§ **DATA PROVIDED**
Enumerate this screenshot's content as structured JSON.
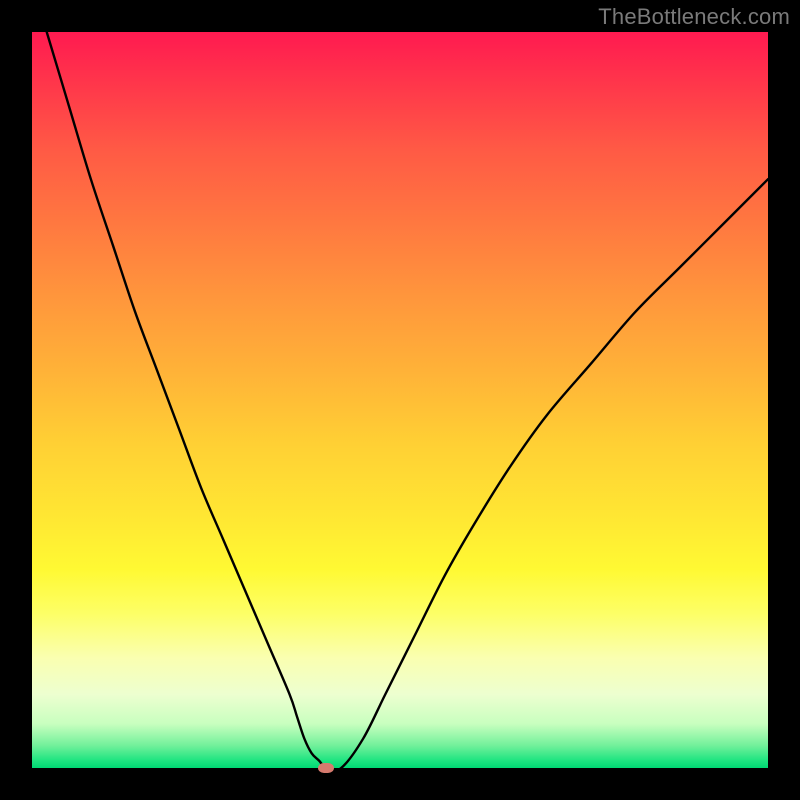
{
  "watermark": "TheBottleneck.com",
  "colors": {
    "frame": "#000000",
    "curve": "#000000",
    "marker": "#d67a6e",
    "watermark": "#7a7a7a"
  },
  "chart_data": {
    "type": "line",
    "title": "",
    "xlabel": "",
    "ylabel": "",
    "xlim": [
      0,
      100
    ],
    "ylim": [
      0,
      100
    ],
    "grid": false,
    "legend": false,
    "annotations": [],
    "series": [
      {
        "name": "curve",
        "x": [
          2,
          5,
          8,
          11,
          14,
          17,
          20,
          23,
          26,
          29,
          32,
          35,
          36,
          37,
          38,
          39,
          40,
          42,
          45,
          48,
          52,
          56,
          60,
          65,
          70,
          76,
          82,
          88,
          94,
          100
        ],
        "values": [
          100,
          90,
          80,
          71,
          62,
          54,
          46,
          38,
          31,
          24,
          17,
          10,
          7,
          4,
          2,
          1,
          0,
          0,
          4,
          10,
          18,
          26,
          33,
          41,
          48,
          55,
          62,
          68,
          74,
          80
        ]
      }
    ],
    "marker": {
      "x": 40,
      "y": 0
    }
  }
}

§ **EXERCISE OBJECTIVE**
Extract the full listing exactly, with the pictures left out.

§ **RESPONSE TO THE TASK**
Enumerate this screenshot's content as structured JSON.
{
  "watermark": "TheBottleneck.com",
  "colors": {
    "frame": "#000000",
    "curve": "#000000",
    "marker": "#d67a6e",
    "watermark": "#7a7a7a"
  },
  "chart_data": {
    "type": "line",
    "title": "",
    "xlabel": "",
    "ylabel": "",
    "xlim": [
      0,
      100
    ],
    "ylim": [
      0,
      100
    ],
    "grid": false,
    "legend": false,
    "annotations": [],
    "series": [
      {
        "name": "curve",
        "x": [
          2,
          5,
          8,
          11,
          14,
          17,
          20,
          23,
          26,
          29,
          32,
          35,
          36,
          37,
          38,
          39,
          40,
          42,
          45,
          48,
          52,
          56,
          60,
          65,
          70,
          76,
          82,
          88,
          94,
          100
        ],
        "values": [
          100,
          90,
          80,
          71,
          62,
          54,
          46,
          38,
          31,
          24,
          17,
          10,
          7,
          4,
          2,
          1,
          0,
          0,
          4,
          10,
          18,
          26,
          33,
          41,
          48,
          55,
          62,
          68,
          74,
          80
        ]
      }
    ],
    "marker": {
      "x": 40,
      "y": 0
    }
  }
}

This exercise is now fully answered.